━━━ Data rows ━━━

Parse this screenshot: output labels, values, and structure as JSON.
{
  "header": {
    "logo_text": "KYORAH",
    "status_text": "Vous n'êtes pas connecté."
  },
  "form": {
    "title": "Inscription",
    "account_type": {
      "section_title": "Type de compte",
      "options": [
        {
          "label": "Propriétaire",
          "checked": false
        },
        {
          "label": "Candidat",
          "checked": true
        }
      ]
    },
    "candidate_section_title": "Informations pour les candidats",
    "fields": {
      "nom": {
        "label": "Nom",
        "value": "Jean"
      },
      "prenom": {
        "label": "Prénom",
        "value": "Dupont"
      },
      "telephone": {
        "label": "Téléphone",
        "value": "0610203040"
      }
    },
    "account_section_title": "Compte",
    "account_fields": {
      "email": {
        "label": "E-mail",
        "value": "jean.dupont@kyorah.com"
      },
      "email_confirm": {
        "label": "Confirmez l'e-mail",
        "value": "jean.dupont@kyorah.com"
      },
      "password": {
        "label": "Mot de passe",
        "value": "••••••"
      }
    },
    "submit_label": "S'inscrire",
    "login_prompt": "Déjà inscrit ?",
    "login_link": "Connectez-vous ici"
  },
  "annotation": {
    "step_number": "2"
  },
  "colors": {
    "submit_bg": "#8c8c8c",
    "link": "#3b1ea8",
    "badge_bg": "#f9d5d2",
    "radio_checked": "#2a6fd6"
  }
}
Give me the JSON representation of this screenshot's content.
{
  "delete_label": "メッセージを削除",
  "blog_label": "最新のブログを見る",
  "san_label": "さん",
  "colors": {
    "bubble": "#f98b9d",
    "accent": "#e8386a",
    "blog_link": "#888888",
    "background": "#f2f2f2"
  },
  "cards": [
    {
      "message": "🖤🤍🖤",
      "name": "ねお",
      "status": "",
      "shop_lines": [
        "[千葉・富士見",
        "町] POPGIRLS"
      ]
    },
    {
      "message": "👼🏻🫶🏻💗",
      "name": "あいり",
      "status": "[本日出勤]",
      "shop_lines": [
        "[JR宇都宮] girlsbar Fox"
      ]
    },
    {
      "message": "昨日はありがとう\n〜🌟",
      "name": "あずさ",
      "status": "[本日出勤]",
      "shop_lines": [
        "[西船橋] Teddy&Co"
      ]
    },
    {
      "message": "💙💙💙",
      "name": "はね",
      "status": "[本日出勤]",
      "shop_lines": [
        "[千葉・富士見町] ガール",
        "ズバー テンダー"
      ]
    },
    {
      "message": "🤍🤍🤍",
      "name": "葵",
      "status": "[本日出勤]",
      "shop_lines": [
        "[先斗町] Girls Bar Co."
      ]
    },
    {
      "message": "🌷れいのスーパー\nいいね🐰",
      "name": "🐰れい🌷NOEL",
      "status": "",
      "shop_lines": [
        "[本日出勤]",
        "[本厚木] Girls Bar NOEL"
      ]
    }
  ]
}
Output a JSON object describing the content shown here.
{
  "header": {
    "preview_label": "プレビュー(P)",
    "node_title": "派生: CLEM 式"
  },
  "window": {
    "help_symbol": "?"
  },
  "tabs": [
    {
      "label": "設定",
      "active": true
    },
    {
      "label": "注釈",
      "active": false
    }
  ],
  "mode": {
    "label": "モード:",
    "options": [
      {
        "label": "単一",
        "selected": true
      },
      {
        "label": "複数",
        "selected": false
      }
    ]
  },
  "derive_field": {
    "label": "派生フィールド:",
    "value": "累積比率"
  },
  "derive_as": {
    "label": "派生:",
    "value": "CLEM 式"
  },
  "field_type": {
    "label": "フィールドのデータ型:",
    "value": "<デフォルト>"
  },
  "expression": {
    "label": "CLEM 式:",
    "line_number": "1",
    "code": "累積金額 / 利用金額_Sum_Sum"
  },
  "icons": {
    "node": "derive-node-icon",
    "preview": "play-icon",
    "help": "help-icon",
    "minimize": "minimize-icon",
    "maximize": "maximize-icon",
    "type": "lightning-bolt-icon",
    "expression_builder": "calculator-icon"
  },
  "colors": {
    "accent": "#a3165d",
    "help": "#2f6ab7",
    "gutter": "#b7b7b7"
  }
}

━━━

### What is required:
Which lines contain "this"? Copy each of them.

### Answer in full:
Parse this screenshot: output labels, values, and structure as JSON.
Give me the JSON representation of this screenshot's content.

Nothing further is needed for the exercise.